-- Exercise requirements --
Copy each of the entries below faithfully, setting aside any pictures.
--- Begin Exercise inputs ---
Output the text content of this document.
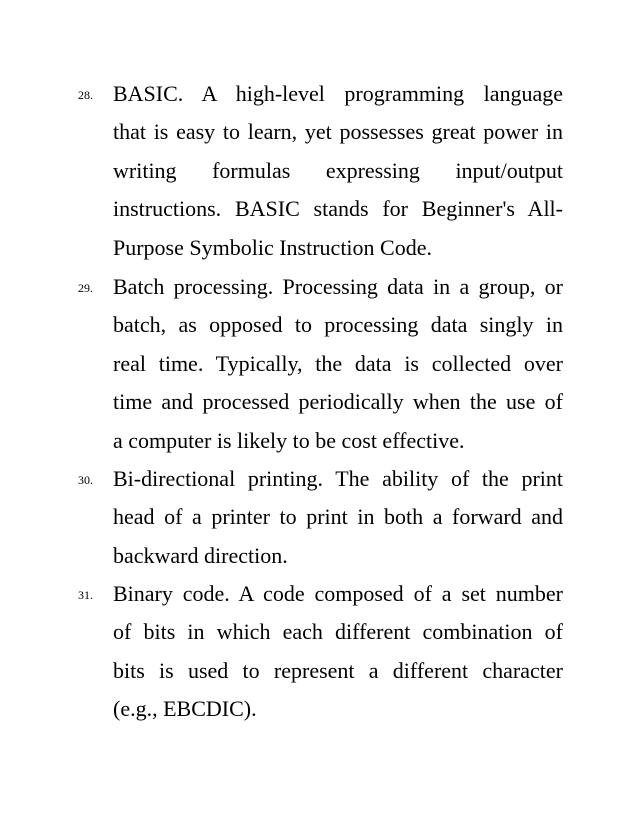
28. BASIC. A high-level programming language
that is easy to learn, yet possesses great power in
writing formulas expressing input/output
instructions. BASIC stands for Beginner's All-
Purpose Symbolic Instruction Code.
29. Batch processing. Processing data in a group, or
batch, as opposed to processing data singly in
real time. Typically, the data is collected over
time and processed periodically when the use of
a computer is likely to be cost effective.
30. Bi-directional printing. The ability of the print
head of a printer to print in both a forward and
backward direction.
31. Binary code. A code composed of a set number
of bits in which each different combination of
bits is used to represent a different character
(e.g., EBCDIC).
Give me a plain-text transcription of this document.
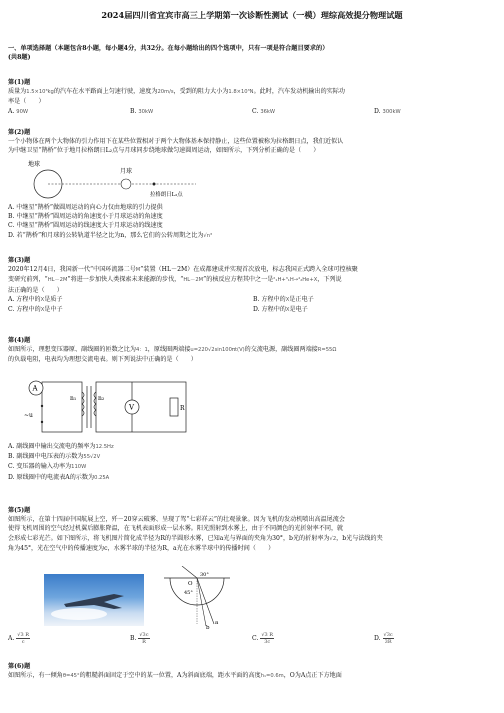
2024届四川省宜宾市高三上学期第一次诊断性测试（一模）理综高效提分物理试题
一、单项选择题（本题包含8小题，每小题4分，共32分。在每小题给出的四个选项中，只有一项是符合题目要求的）
(共8题)
第(1)题
质量为1.5×10³kg的汽车在水平路面上匀速行驶，速度为20m/s，受到的阻力大小为1.8×10³N。此时，汽车发动机输出的实际功
率是（　　）
A. 90W	B. 30kW	C. 36kW	D. 300kW
第(2)题
一个小物体在两个大物体的引力作用下在某些位置相对于两个大物体基本保持静止，这些位置被称为拉格朗日点，我们近似认
为中继卫星“鹊桥”位于地月拉格朗日L₂点与月球同步绕地球做匀速圆周运动，如图所示，下列分析正确的是（　　）
地球
月球
拉格朗日L₂点
A. 中继星“鹊桥”做圆周运动的向心力仅由地球的引力提供
B. 中继星“鹊桥”圆周运动的角速度小于月球运动的角速度
C. 中继星“鹊桥”圆周运动的线速度大于月球运动的线速度
D. 若“鹊桥”和月球的公转轨道半径之比为n，那么它们的公转周期之比为√n³
第(3)题
2020年12月4日，我国新一代“中国环流器二号M”装置（HL－2M）在成都建成并实现首次放电，标志我国正式跨入全球可控核聚
变研究前列，“HL－2M”将进一步加快人类探索未来能源的步伐，“HL－2M”的核反应方程其中之一是²₁H+³₁H→⁴₂He+X，下列说
法正确的是（　　）
A. 方程中的X是质子	B. 方程中的X是正电子
C. 方程中的X是中子	D. 方程中的X是电子
第(4)题
如图所示，理想变压器原、副线圈的匝数之比为4：1，原线圈两端接u=220√2sin100πt(V)的交流电源，副线圈两端接R=55Ω
的负载电阻，电表均为理想交流电表。则下列说法中正确的是（　　）
A
~u
n₁	n₂
V	R
A. 副线圈中输出交流电的频率为12.5Hz
B. 副线圈中电压表的示数为55√2V
C. 变压器的输入功率为110W
D. 原线圈中的电流表A的示数为0.25A
第(5)题
如图所示，在第十四届中国航展上空，歼－20穿云破雾、呈现了驾“七彩祥云”的壮观景象。因为飞机的发动机喷出高温尾流会
使得飞机周围的空气经过机翼后膨胀降温，在飞机表面形成一层水雾。阳光照射到水雾上，由于不同颜色的光折射率不同，就
会形成七彩光芒。如下图所示，将飞机图片简化成半径为R的半圆形水雾，已知a光与界面的夹角为30°，b光的折射率为√2，b光与法线的夹
角为45°，光在空气中的传播速度为c，水雾半球的半径为R，a光在水雾半球中的传播时间（　　）
O
30°
45°
a
b
A. $\frac{√3 R}{c}$	B. $\frac{√3c}{R}$	C. $\frac{√3 R}{3c}$	D. $\frac{√3c}{3R}$
第(6)题
如图所示，有一倾角θ=45°的粗糙斜面固定于空中的某一位置，A为斜面底端，距水平面的高度h₁=0.6m，O为A点正下方地面
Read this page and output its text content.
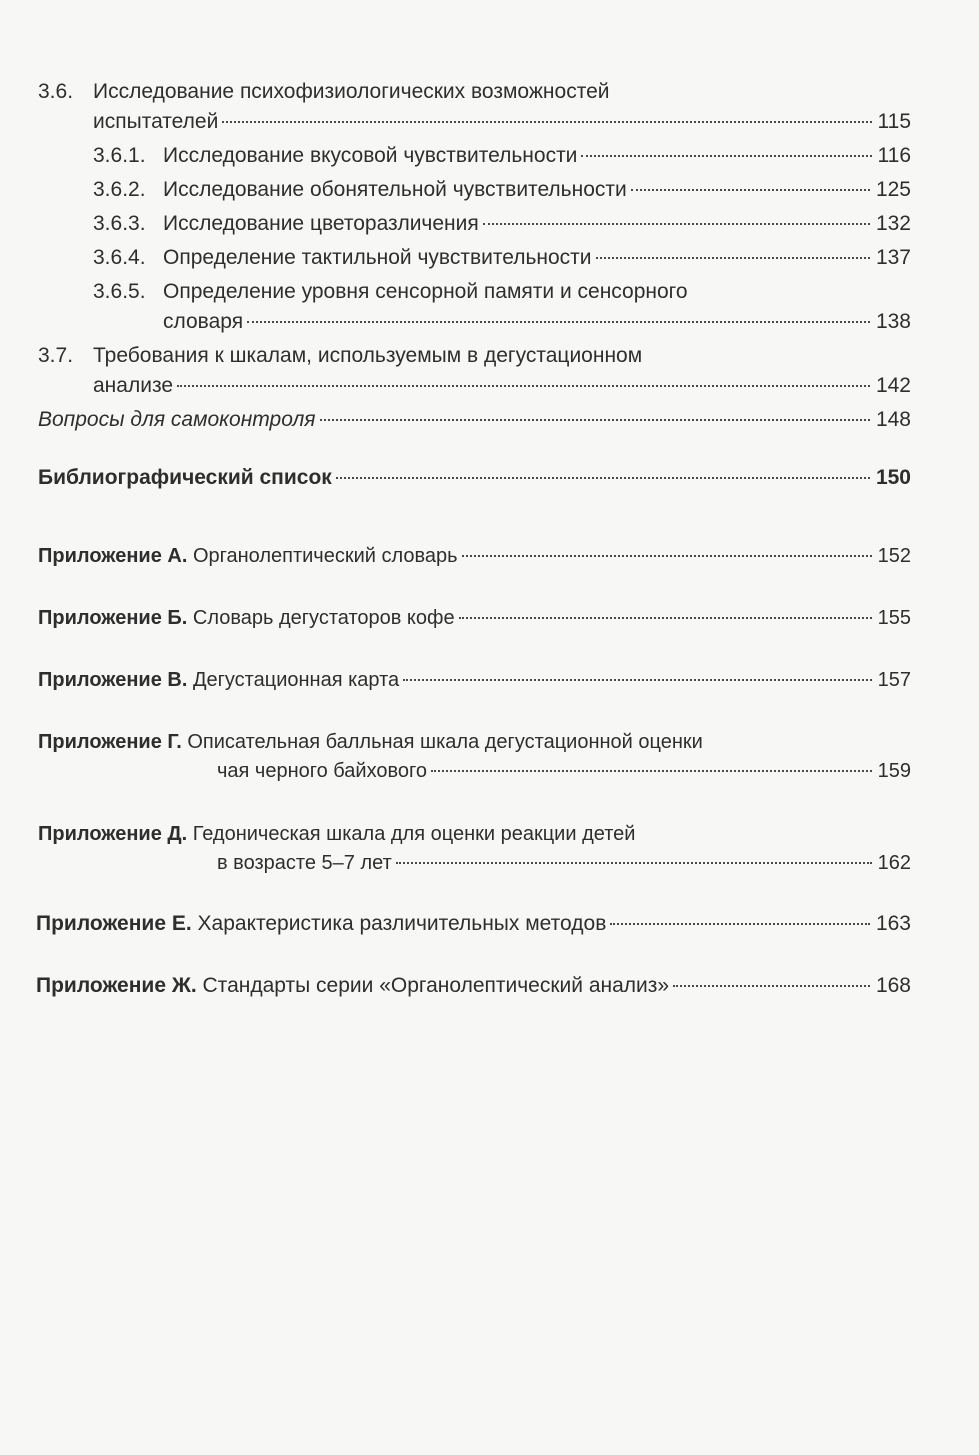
3.6. Исследование психофизиологических возможностей
испытателей	115
3.6.1. Исследование вкусовой чувствительности	116
3.6.2. Исследование обонятельной чувствительности	125
3.6.3. Исследование цветоразличения	132
3.6.4. Определение тактильной чувствительности	137
3.6.5. Определение уровня сенсорной памяти и сенсорного
словаря	138
3.7. Требования к шкалам, используемым в дегустационном
анализе	142
Вопросы для самоконтроля	148
Библиографический список	150
Приложение А. Органолептический словарь	152
Приложение Б. Словарь дегустаторов кофе	155
Приложение В. Дегустационная карта	157
Приложение Г. Описательная балльная шкала дегустационной оценки
чая черного байхового	159
Приложение Д. Гедоническая шкала для оценки реакции детей
в возрасте 5–7 лет	162
Приложение Е. Характеристика различительных методов	163
Приложение Ж. Стандарты серии «Органолептический анализ»	168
--- End Exercise inputs ---
-- Final answer --
Output the text content of this document.
28. BASIC. A high-level programming language
that is easy to learn, yet possesses great power in
writing formulas expressing input/output
instructions. BASIC stands for Beginner's All-
Purpose Symbolic Instruction Code.
29. Batch processing. Processing data in a group, or
batch, as opposed to processing data singly in
real time. Typically, the data is collected over
time and processed periodically when the use of
a computer is likely to be cost effective.
30. Bi-directional printing. The ability of the print
head of a printer to print in both a forward and
backward direction.
31. Binary code. A code composed of a set number
of bits in which each different combination of
bits is used to represent a different character
(e.g., EBCDIC).
Give me a plain-text transcription of this document.
2024届四川省宜宾市高三上学期第一次诊断性测试（一模）理综高效提分物理试题
一、单项选择题（本题包含8小题，每小题4分，共32分。在每小题给出的四个选项中，只有一项是符合题目要求的）
(共8题)
第(1)题
质量为1.5×10³kg的汽车在水平路面上匀速行驶，速度为20m/s，受到的阻力大小为1.8×10³N。此时，汽车发动机输出的实际功
率是（　　）
A. 90W	B. 30kW	C. 36kW	D. 300kW
第(2)题
一个小物体在两个大物体的引力作用下在某些位置相对于两个大物体基本保持静止，这些位置被称为拉格朗日点，我们近似认
为中继卫星“鹊桥”位于地月拉格朗日L₂点与月球同步绕地球做匀速圆周运动，如图所示，下列分析正确的是（　　）
地球
月球
拉格朗日L₂点
A. 中继星“鹊桥”做圆周运动的向心力仅由地球的引力提供
B. 中继星“鹊桥”圆周运动的角速度小于月球运动的角速度
C. 中继星“鹊桥”圆周运动的线速度大于月球运动的线速度
D. 若“鹊桥”和月球的公转轨道半径之比为n，那么它们的公转周期之比为√n³
第(3)题
2020年12月4日，我国新一代“中国环流器二号M”装置（HL－2M）在成都建成并实现首次放电，标志我国正式跨入全球可控核聚
变研究前列，“HL－2M”将进一步加快人类探索未来能源的步伐，“HL－2M”的核反应方程其中之一是²₁H+³₁H→⁴₂He+X，下列说
法正确的是（　　）
A. 方程中的X是质子	B. 方程中的X是正电子
C. 方程中的X是中子	D. 方程中的X是电子
第(4)题
如图所示，理想变压器原、副线圈的匝数之比为4：1，原线圈两端接u=220√2sin100πt(V)的交流电源，副线圈两端接R=55Ω
的负载电阻，电表均为理想交流电表。则下列说法中正确的是（　　）
A
~u
n₁	n₂
V	R
A. 副线圈中输出交流电的频率为12.5Hz
B. 副线圈中电压表的示数为55√2V
C. 变压器的输入功率为110W
D. 原线圈中的电流表A的示数为0.25A
第(5)题
如图所示，在第十四届中国航展上空，歼－20穿云破雾、呈现了驾“七彩祥云”的壮观景象。因为飞机的发动机喷出高温尾流会
使得飞机周围的空气经过机翼后膨胀降温，在飞机表面形成一层水雾。阳光照射到水雾上，由于不同颜色的光折射率不同，就
会形成七彩光芒。如下图所示，将飞机图片简化成半径为R的半圆形水雾，已知a光与界面的夹角为30°，b光的折射率为√2，b光与法线的夹
角为45°，光在空气中的传播速度为c，水雾半球的半径为R，a光在水雾半球中的传播时间（　　）
O
30°
45°
a
b
A. $\frac{√3 R}{c}$	B. $\frac{√3c}{R}$	C. $\frac{√3 R}{3c}$	D. $\frac{√3c}{3R}$
第(6)题
如图所示，有一倾角θ=45°的粗糙斜面固定于空中的某一位置，A为斜面底端，距水平面的高度h₁=0.6m，O为A点正下方地面
Read this page and output its text content.
3.6. Исследование психофизиологических возможностей
испытателей	115
3.6.1. Исследование вкусовой чувствительности	116
3.6.2. Исследование обонятельной чувствительности	125
3.6.3. Исследование цветоразличения	132
3.6.4. Определение тактильной чувствительности	137
3.6.5. Определение уровня сенсорной памяти и сенсорного
словаря	138
3.7. Требования к шкалам, используемым в дегустационном
анализе	142
Вопросы для самоконтроля	148
Библиографический список	150
Приложение А. Органолептический словарь	152
Приложение Б. Словарь дегустаторов кофе	155
Приложение В. Дегустационная карта	157
Приложение Г. Описательная балльная шкала дегустационной оценки
чая черного байхового	159
Приложение Д. Гедоническая шкала для оценки реакции детей
в возрасте 5–7 лет	162
Приложение Е. Характеристика различительных методов	163
Приложение Ж. Стандарты серии «Органолептический анализ»	168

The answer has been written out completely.